#### [Dataset content]

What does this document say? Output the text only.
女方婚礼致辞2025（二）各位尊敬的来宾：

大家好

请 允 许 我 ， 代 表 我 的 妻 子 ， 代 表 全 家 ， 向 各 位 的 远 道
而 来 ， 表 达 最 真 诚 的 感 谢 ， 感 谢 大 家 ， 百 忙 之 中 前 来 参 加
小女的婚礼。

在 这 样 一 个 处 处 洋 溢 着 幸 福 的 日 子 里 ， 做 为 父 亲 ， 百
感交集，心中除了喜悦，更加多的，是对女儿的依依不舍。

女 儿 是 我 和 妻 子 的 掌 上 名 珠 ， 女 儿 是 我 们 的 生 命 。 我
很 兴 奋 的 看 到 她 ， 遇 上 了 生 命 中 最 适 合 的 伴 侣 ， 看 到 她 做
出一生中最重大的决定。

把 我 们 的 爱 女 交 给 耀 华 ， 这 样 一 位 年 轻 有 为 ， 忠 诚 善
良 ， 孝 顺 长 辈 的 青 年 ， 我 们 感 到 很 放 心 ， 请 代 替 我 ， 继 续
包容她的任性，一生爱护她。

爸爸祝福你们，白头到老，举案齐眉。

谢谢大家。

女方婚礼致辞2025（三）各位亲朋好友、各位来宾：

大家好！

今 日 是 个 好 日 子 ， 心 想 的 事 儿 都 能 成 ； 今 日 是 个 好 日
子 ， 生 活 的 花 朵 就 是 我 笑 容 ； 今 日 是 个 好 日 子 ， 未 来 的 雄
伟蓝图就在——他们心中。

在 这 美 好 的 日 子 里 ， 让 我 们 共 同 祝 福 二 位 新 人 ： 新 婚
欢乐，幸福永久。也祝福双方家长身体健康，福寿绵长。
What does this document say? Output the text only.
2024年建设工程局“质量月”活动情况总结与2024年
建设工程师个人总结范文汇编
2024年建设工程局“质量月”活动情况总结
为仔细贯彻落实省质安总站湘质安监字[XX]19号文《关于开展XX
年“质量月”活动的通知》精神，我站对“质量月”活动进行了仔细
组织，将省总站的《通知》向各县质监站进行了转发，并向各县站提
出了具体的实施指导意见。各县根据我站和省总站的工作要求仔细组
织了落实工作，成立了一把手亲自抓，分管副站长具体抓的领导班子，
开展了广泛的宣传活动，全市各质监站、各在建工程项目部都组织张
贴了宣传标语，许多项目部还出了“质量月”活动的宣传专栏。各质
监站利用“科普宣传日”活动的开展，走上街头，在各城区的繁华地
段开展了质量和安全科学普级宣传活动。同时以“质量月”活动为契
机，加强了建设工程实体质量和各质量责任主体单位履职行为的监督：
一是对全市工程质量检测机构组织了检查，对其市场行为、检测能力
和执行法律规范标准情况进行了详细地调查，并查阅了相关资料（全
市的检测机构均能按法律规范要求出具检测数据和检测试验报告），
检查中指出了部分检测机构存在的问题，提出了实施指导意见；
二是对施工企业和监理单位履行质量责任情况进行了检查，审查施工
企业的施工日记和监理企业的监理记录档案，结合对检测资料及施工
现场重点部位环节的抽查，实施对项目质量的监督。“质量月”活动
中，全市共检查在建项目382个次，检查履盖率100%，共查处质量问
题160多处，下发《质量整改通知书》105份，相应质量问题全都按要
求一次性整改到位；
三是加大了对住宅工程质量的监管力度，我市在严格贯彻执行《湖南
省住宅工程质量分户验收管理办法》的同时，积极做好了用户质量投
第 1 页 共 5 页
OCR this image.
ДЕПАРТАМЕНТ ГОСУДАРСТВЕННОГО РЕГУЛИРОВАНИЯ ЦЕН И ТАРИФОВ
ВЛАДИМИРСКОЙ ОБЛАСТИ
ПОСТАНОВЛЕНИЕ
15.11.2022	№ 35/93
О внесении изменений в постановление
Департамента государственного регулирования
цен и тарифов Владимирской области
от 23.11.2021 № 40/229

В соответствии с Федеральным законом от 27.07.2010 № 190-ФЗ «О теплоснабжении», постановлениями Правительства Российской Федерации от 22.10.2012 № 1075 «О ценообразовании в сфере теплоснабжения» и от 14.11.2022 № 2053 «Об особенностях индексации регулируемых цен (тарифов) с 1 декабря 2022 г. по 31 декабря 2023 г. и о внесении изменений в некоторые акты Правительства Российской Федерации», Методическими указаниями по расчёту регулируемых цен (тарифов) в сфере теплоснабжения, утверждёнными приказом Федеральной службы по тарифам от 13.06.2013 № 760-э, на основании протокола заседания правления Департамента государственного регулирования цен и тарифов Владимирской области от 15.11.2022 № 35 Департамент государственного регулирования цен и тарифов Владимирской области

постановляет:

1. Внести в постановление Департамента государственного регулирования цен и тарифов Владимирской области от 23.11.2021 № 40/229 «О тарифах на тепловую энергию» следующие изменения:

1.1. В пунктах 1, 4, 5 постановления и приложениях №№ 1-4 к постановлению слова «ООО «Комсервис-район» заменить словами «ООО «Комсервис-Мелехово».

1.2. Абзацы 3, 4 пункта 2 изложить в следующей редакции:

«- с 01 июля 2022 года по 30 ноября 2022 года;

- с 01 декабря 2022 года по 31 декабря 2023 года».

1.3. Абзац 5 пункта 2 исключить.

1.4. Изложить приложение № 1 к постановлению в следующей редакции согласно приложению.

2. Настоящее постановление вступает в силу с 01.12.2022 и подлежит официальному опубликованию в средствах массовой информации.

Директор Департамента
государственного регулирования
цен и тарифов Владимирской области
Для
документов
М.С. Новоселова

#### [Request]
Print again each line of the listing above, exactly as it appears.

#### [Exercise answer]
What does this document say? Output the text only.
女方婚礼致辞2025（二）各位尊敬的来宾：

大家好

请 允 许 我 ， 代 表 我 的 妻 子 ， 代 表 全 家 ， 向 各 位 的 远 道
而 来 ， 表 达 最 真 诚 的 感 谢 ， 感 谢 大 家 ， 百 忙 之 中 前 来 参 加
小女的婚礼。

在 这 样 一 个 处 处 洋 溢 着 幸 福 的 日 子 里 ， 做 为 父 亲 ， 百
感交集，心中除了喜悦，更加多的，是对女儿的依依不舍。

女 儿 是 我 和 妻 子 的 掌 上 名 珠 ， 女 儿 是 我 们 的 生 命 。 我
很 兴 奋 的 看 到 她 ， 遇 上 了 生 命 中 最 适 合 的 伴 侣 ， 看 到 她 做
出一生中最重大的决定。

把 我 们 的 爱 女 交 给 耀 华 ， 这 样 一 位 年 轻 有 为 ， 忠 诚 善
良 ， 孝 顺 长 辈 的 青 年 ， 我 们 感 到 很 放 心 ， 请 代 替 我 ， 继 续
包容她的任性，一生爱护她。

爸爸祝福你们，白头到老，举案齐眉。

谢谢大家。

女方婚礼致辞2025（三）各位亲朋好友、各位来宾：

大家好！

今 日 是 个 好 日 子 ， 心 想 的 事 儿 都 能 成 ； 今 日 是 个 好 日
子 ， 生 活 的 花 朵 就 是 我 笑 容 ； 今 日 是 个 好 日 子 ， 未 来 的 雄
伟蓝图就在——他们心中。

在 这 美 好 的 日 子 里 ， 让 我 们 共 同 祝 福 二 位 新 人 ： 新 婚
欢乐，幸福永久。也祝福双方家长身体健康，福寿绵长。
What does this document say? Output the text only.
2024年建设工程局“质量月”活动情况总结与2024年
建设工程师个人总结范文汇编
2024年建设工程局“质量月”活动情况总结
为仔细贯彻落实省质安总站湘质安监字[XX]19号文《关于开展XX
年“质量月”活动的通知》精神，我站对“质量月”活动进行了仔细
组织，将省总站的《通知》向各县质监站进行了转发，并向各县站提
出了具体的实施指导意见。各县根据我站和省总站的工作要求仔细组
织了落实工作，成立了一把手亲自抓，分管副站长具体抓的领导班子，
开展了广泛的宣传活动，全市各质监站、各在建工程项目部都组织张
贴了宣传标语，许多项目部还出了“质量月”活动的宣传专栏。各质
监站利用“科普宣传日”活动的开展，走上街头，在各城区的繁华地
段开展了质量和安全科学普级宣传活动。同时以“质量月”活动为契
机，加强了建设工程实体质量和各质量责任主体单位履职行为的监督：
一是对全市工程质量检测机构组织了检查，对其市场行为、检测能力
和执行法律规范标准情况进行了详细地调查，并查阅了相关资料（全
市的检测机构均能按法律规范要求出具检测数据和检测试验报告），
检查中指出了部分检测机构存在的问题，提出了实施指导意见；
二是对施工企业和监理单位履行质量责任情况进行了检查，审查施工
企业的施工日记和监理企业的监理记录档案，结合对检测资料及施工
现场重点部位环节的抽查，实施对项目质量的监督。“质量月”活动
中，全市共检查在建项目382个次，检查履盖率100%，共查处质量问
题160多处，下发《质量整改通知书》105份，相应质量问题全都按要
求一次性整改到位；
三是加大了对住宅工程质量的监管力度，我市在严格贯彻执行《湖南
省住宅工程质量分户验收管理办法》的同时，积极做好了用户质量投
第 1 页 共 5 页
OCR this image.
ДЕПАРТАМЕНТ ГОСУДАРСТВЕННОГО РЕГУЛИРОВАНИЯ ЦЕН И ТАРИФОВ
ВЛАДИМИРСКОЙ ОБЛАСТИ
ПОСТАНОВЛЕНИЕ
15.11.2022	№ 35/93
О внесении изменений в постановление
Департамента государственного регулирования
цен и тарифов Владимирской области
от 23.11.2021 № 40/229

В соответствии с Федеральным законом от 27.07.2010 № 190-ФЗ «О теплоснабжении», постановлениями Правительства Российской Федерации от 22.10.2012 № 1075 «О ценообразовании в сфере теплоснабжения» и от 14.11.2022 № 2053 «Об особенностях индексации регулируемых цен (тарифов) с 1 декабря 2022 г. по 31 декабря 2023 г. и о внесении изменений в некоторые акты Правительства Российской Федерации», Методическими указаниями по расчёту регулируемых цен (тарифов) в сфере теплоснабжения, утверждёнными приказом Федеральной службы по тарифам от 13.06.2013 № 760-э, на основании протокола заседания правления Департамента государственного регулирования цен и тарифов Владимирской области от 15.11.2022 № 35 Департамент государственного регулирования цен и тарифов Владимирской области

постановляет:

1. Внести в постановление Департамента государственного регулирования цен и тарифов Владимирской области от 23.11.2021 № 40/229 «О тарифах на тепловую энергию» следующие изменения:

1.1. В пунктах 1, 4, 5 постановления и приложениях №№ 1-4 к постановлению слова «ООО «Комсервис-район» заменить словами «ООО «Комсервис-Мелехово».

1.2. Абзацы 3, 4 пункта 2 изложить в следующей редакции:

«- с 01 июля 2022 года по 30 ноября 2022 года;

- с 01 декабря 2022 года по 31 декабря 2023 года».

1.3. Абзац 5 пункта 2 исключить.

1.4. Изложить приложение № 1 к постановлению в следующей редакции согласно приложению.

2. Настоящее постановление вступает в силу с 01.12.2022 и подлежит официальному опубликованию в средствах массовой информации.

Директор Департамента
государственного регулирования
цен и тарифов Владимирской области
Для
документов
М.С. Новоселова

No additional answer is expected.